[Data entries]
━━━━━━━━━━━━━━━━━━━━

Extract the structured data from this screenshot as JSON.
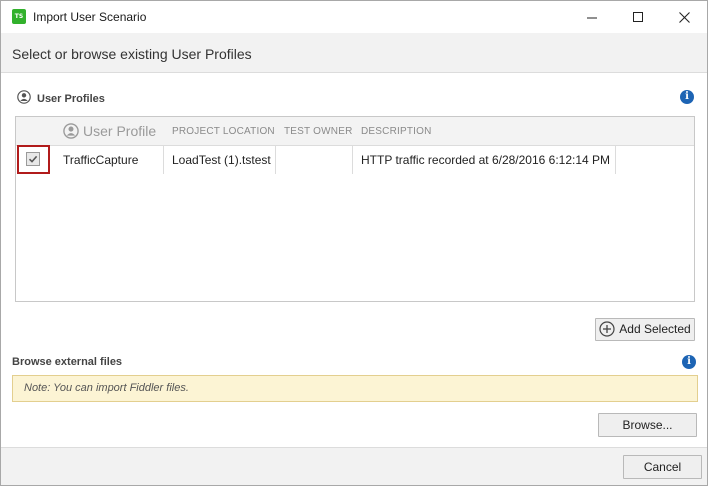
{
  "window": {
    "title": "Import User Scenario",
    "app_icon_text": "TS",
    "icons": {
      "minimize": "minimize-icon",
      "maximize": "maximize-icon",
      "close": "close-icon"
    }
  },
  "header": {
    "text": "Select or browse existing User Profiles"
  },
  "profiles_section": {
    "title": "User Profiles",
    "columns": {
      "profile": "User Profile",
      "location": "PROJECT LOCATION",
      "owner": "TEST OWNER",
      "description": "DESCRIPTION"
    },
    "rows": [
      {
        "checked": true,
        "profile": "TrafficCapture",
        "location": "LoadTest (1).tstest",
        "owner": "",
        "description": "HTTP traffic recorded at 6/28/2016 6:12:14 PM"
      }
    ],
    "add_button_label": "Add Selected"
  },
  "browse_section": {
    "title": "Browse external files",
    "note": "Note: You can import Fiddler files.",
    "browse_button_label": "Browse..."
  },
  "footer": {
    "cancel_label": "Cancel"
  },
  "colors": {
    "app_icon": "#32b12c",
    "info_icon": "#1d64b4",
    "highlight_border": "#b11b1b",
    "note_background": "#fcf4d4"
  }
}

━━━━━━━━━━━━━━━━━━━━

**WHAT IS EXPECTED:** Repeat each record exactly, with the pictures left out.

**EXERCISE OUTPUT:**
Extract the structured data from this screenshot as JSON.
{
  "window": {
    "title": "Import User Scenario",
    "app_icon_text": "TS",
    "icons": {
      "minimize": "minimize-icon",
      "maximize": "maximize-icon",
      "close": "close-icon"
    }
  },
  "header": {
    "text": "Select or browse existing User Profiles"
  },
  "profiles_section": {
    "title": "User Profiles",
    "columns": {
      "profile": "User Profile",
      "location": "PROJECT LOCATION",
      "owner": "TEST OWNER",
      "description": "DESCRIPTION"
    },
    "rows": [
      {
        "checked": true,
        "profile": "TrafficCapture",
        "location": "LoadTest (1).tstest",
        "owner": "",
        "description": "HTTP traffic recorded at 6/28/2016 6:12:14 PM"
      }
    ],
    "add_button_label": "Add Selected"
  },
  "browse_section": {
    "title": "Browse external files",
    "note": "Note: You can import Fiddler files.",
    "browse_button_label": "Browse..."
  },
  "footer": {
    "cancel_label": "Cancel"
  },
  "colors": {
    "app_icon": "#32b12c",
    "info_icon": "#1d64b4",
    "highlight_border": "#b11b1b",
    "note_background": "#fcf4d4"
  }
}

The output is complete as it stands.